| YOUR OBJECTIVE |
Collect all the lines that mention the word "calcolato".

********

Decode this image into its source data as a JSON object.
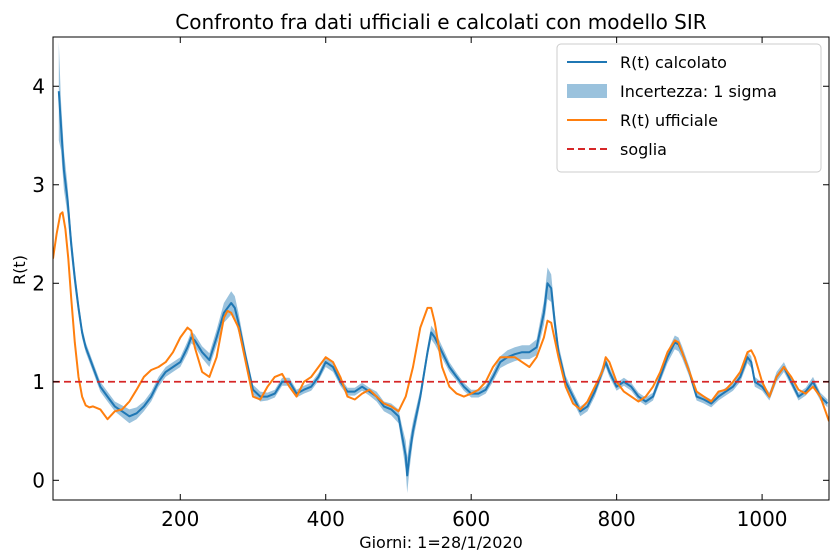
{
  "chart_data": {
    "type": "line",
    "title": "Confronto fra dati ufficiali e calcolati con modello SIR",
    "xlabel": "Giorni: 1=28/1/2020",
    "ylabel": "R(t)",
    "xlim": [
      25,
      1092
    ],
    "ylim": [
      -0.2,
      4.5
    ],
    "xticks": [
      200,
      400,
      600,
      800,
      1000
    ],
    "yticks": [
      0,
      1,
      2,
      3,
      4
    ],
    "grid": false,
    "legend_position": "top-right",
    "colors": {
      "calcolato": "#1f77b4",
      "band": "#1f77b4",
      "ufficiale": "#ff7f0e",
      "soglia": "#d62728"
    },
    "legend": [
      {
        "label": "R(t) calcolato",
        "style": "line",
        "color": "#1f77b4"
      },
      {
        "label": "Incertezza: 1 sigma",
        "style": "patch",
        "color": "#1f77b4"
      },
      {
        "label": "R(t) ufficiale",
        "style": "line",
        "color": "#ff7f0e"
      },
      {
        "label": "soglia",
        "style": "dashed",
        "color": "#d62728"
      }
    ],
    "series": [
      {
        "name": "R(t) calcolato",
        "x": [
          33,
          36,
          40,
          45,
          50,
          55,
          60,
          65,
          70,
          75,
          80,
          90,
          100,
          110,
          120,
          130,
          140,
          150,
          160,
          170,
          180,
          190,
          200,
          210,
          215,
          220,
          230,
          240,
          250,
          260,
          270,
          275,
          280,
          290,
          300,
          310,
          320,
          330,
          340,
          350,
          360,
          370,
          380,
          390,
          400,
          410,
          420,
          430,
          440,
          450,
          460,
          470,
          480,
          490,
          500,
          505,
          510,
          512,
          515,
          520,
          530,
          540,
          545,
          550,
          560,
          570,
          580,
          590,
          600,
          610,
          620,
          630,
          640,
          650,
          660,
          670,
          680,
          690,
          700,
          705,
          710,
          715,
          720,
          730,
          740,
          750,
          760,
          770,
          780,
          785,
          790,
          800,
          810,
          820,
          830,
          840,
          850,
          860,
          870,
          880,
          885,
          890,
          900,
          910,
          920,
          930,
          940,
          950,
          960,
          970,
          980,
          985,
          990,
          1000,
          1010,
          1020,
          1030,
          1040,
          1050,
          1060,
          1070,
          1080,
          1090
        ],
        "y": [
          3.95,
          3.6,
          3.15,
          2.85,
          2.4,
          2.05,
          1.75,
          1.5,
          1.35,
          1.25,
          1.15,
          0.95,
          0.85,
          0.75,
          0.7,
          0.65,
          0.68,
          0.75,
          0.85,
          1.0,
          1.1,
          1.15,
          1.2,
          1.35,
          1.45,
          1.42,
          1.3,
          1.22,
          1.45,
          1.7,
          1.8,
          1.75,
          1.6,
          1.25,
          0.92,
          0.85,
          0.85,
          0.88,
          1.0,
          1.0,
          0.88,
          0.92,
          0.95,
          1.05,
          1.2,
          1.15,
          1.0,
          0.9,
          0.9,
          0.95,
          0.9,
          0.85,
          0.75,
          0.72,
          0.65,
          0.45,
          0.25,
          0.05,
          0.25,
          0.5,
          0.85,
          1.3,
          1.5,
          1.45,
          1.3,
          1.15,
          1.05,
          0.95,
          0.88,
          0.88,
          0.92,
          1.05,
          1.2,
          1.25,
          1.28,
          1.3,
          1.3,
          1.35,
          1.7,
          2.0,
          1.95,
          1.6,
          1.3,
          1.0,
          0.85,
          0.7,
          0.75,
          0.9,
          1.1,
          1.2,
          1.1,
          0.95,
          1.0,
          0.95,
          0.85,
          0.8,
          0.85,
          1.05,
          1.25,
          1.4,
          1.38,
          1.3,
          1.1,
          0.85,
          0.82,
          0.78,
          0.85,
          0.9,
          0.95,
          1.05,
          1.25,
          1.2,
          1.0,
          0.95,
          0.85,
          1.05,
          1.15,
          1.0,
          0.85,
          0.9,
          1.0,
          0.85,
          0.78
        ],
        "sigma": [
          0.5,
          0.25,
          0.2,
          0.15,
          0.12,
          0.1,
          0.08,
          0.06,
          0.05,
          0.05,
          0.05,
          0.05,
          0.05,
          0.05,
          0.06,
          0.07,
          0.06,
          0.05,
          0.05,
          0.05,
          0.05,
          0.05,
          0.05,
          0.06,
          0.06,
          0.06,
          0.06,
          0.07,
          0.08,
          0.1,
          0.12,
          0.12,
          0.1,
          0.06,
          0.05,
          0.05,
          0.04,
          0.04,
          0.04,
          0.04,
          0.04,
          0.04,
          0.04,
          0.04,
          0.05,
          0.05,
          0.04,
          0.04,
          0.04,
          0.04,
          0.04,
          0.05,
          0.05,
          0.06,
          0.07,
          0.1,
          0.15,
          0.18,
          0.15,
          0.1,
          0.07,
          0.06,
          0.07,
          0.07,
          0.06,
          0.05,
          0.04,
          0.04,
          0.04,
          0.04,
          0.04,
          0.05,
          0.06,
          0.07,
          0.07,
          0.07,
          0.07,
          0.08,
          0.12,
          0.16,
          0.14,
          0.1,
          0.08,
          0.06,
          0.05,
          0.05,
          0.05,
          0.05,
          0.05,
          0.05,
          0.05,
          0.04,
          0.04,
          0.04,
          0.04,
          0.04,
          0.04,
          0.05,
          0.06,
          0.07,
          0.07,
          0.06,
          0.05,
          0.04,
          0.04,
          0.04,
          0.04,
          0.04,
          0.04,
          0.05,
          0.06,
          0.06,
          0.05,
          0.04,
          0.04,
          0.05,
          0.05,
          0.04,
          0.04,
          0.04,
          0.05,
          0.04,
          0.04
        ]
      },
      {
        "name": "R(t) ufficiale",
        "x": [
          25,
          30,
          35,
          38,
          42,
          46,
          50,
          55,
          60,
          65,
          70,
          75,
          80,
          90,
          100,
          110,
          120,
          130,
          140,
          150,
          160,
          170,
          180,
          190,
          200,
          210,
          215,
          220,
          230,
          240,
          250,
          260,
          265,
          270,
          280,
          290,
          300,
          310,
          320,
          330,
          340,
          350,
          360,
          370,
          380,
          390,
          400,
          410,
          420,
          430,
          440,
          450,
          460,
          470,
          480,
          490,
          500,
          510,
          520,
          530,
          540,
          545,
          550,
          560,
          570,
          580,
          590,
          600,
          610,
          620,
          630,
          640,
          650,
          660,
          670,
          680,
          690,
          700,
          705,
          710,
          720,
          730,
          740,
          750,
          760,
          770,
          780,
          785,
          790,
          800,
          810,
          820,
          830,
          840,
          850,
          860,
          870,
          880,
          885,
          890,
          900,
          910,
          920,
          930,
          940,
          950,
          960,
          970,
          980,
          985,
          990,
          1000,
          1010,
          1020,
          1030,
          1040,
          1050,
          1060,
          1070,
          1080,
          1092
        ],
        "y": [
          2.25,
          2.5,
          2.7,
          2.72,
          2.55,
          2.25,
          1.85,
          1.4,
          1.05,
          0.85,
          0.76,
          0.74,
          0.75,
          0.72,
          0.62,
          0.7,
          0.72,
          0.8,
          0.92,
          1.05,
          1.12,
          1.15,
          1.2,
          1.3,
          1.45,
          1.55,
          1.52,
          1.35,
          1.1,
          1.05,
          1.25,
          1.65,
          1.72,
          1.7,
          1.55,
          1.2,
          0.85,
          0.82,
          0.95,
          1.05,
          1.08,
          0.95,
          0.85,
          1.0,
          1.05,
          1.15,
          1.25,
          1.2,
          1.05,
          0.85,
          0.82,
          0.88,
          0.92,
          0.85,
          0.78,
          0.75,
          0.7,
          0.85,
          1.15,
          1.55,
          1.75,
          1.75,
          1.6,
          1.15,
          0.95,
          0.88,
          0.85,
          0.88,
          0.92,
          1.0,
          1.15,
          1.25,
          1.25,
          1.25,
          1.2,
          1.15,
          1.25,
          1.45,
          1.62,
          1.6,
          1.25,
          0.95,
          0.78,
          0.72,
          0.8,
          0.95,
          1.1,
          1.25,
          1.2,
          1.0,
          0.9,
          0.85,
          0.8,
          0.85,
          0.95,
          1.1,
          1.3,
          1.42,
          1.4,
          1.3,
          1.1,
          0.9,
          0.85,
          0.8,
          0.9,
          0.92,
          1.0,
          1.1,
          1.3,
          1.32,
          1.25,
          1.0,
          0.85,
          1.05,
          1.15,
          1.05,
          0.92,
          0.88,
          0.95,
          0.85,
          0.6
        ]
      }
    ],
    "threshold": {
      "name": "soglia",
      "y": 1.0
    }
  }
}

********

| OUTPUT OF THE TASK |
      "calcolato": "#1f77b4",
        "label": "R(t) calcolato",
        "name": "R(t) calcolato",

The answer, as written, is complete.